- Stored data:
━━━━━━━━━━━━━━━━━━━━━━━━━━━━━━

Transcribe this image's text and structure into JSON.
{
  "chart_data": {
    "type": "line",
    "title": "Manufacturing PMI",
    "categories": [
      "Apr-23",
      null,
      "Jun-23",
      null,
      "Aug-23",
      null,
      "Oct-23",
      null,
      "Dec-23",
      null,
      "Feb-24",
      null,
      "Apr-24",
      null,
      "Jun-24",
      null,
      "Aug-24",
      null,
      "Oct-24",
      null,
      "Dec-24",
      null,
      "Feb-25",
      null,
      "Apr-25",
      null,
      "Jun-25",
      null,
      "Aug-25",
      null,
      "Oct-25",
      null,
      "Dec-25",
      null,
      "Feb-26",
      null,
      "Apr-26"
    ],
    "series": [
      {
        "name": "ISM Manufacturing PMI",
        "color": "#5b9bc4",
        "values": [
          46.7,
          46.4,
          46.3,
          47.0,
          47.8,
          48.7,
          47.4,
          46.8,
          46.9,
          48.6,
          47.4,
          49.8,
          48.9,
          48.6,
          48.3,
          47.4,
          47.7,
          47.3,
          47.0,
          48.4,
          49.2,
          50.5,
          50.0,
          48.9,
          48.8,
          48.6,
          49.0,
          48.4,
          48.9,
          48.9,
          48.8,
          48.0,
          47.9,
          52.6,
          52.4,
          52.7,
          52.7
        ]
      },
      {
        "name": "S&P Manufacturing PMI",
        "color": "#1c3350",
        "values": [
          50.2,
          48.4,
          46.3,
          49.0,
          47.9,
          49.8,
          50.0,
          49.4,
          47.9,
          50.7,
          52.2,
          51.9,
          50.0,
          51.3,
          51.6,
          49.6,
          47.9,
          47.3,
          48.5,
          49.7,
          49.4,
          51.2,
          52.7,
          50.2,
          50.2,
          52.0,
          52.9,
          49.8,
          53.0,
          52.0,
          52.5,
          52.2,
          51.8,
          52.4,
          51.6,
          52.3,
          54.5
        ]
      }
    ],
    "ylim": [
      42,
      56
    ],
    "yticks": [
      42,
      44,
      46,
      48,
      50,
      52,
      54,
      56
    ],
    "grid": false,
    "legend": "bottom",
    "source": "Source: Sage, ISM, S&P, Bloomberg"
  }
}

━━━━━━━━━━━━━━━━━━━━━━━━━━━━━━

- Set task:
Select and copy each line from the data that includes the word "Manufacturing".

- Response below:
    "title": "Manufacturing PMI",
        "name": "ISM Manufacturing PMI",
        "name": "S&P Manufacturing PMI",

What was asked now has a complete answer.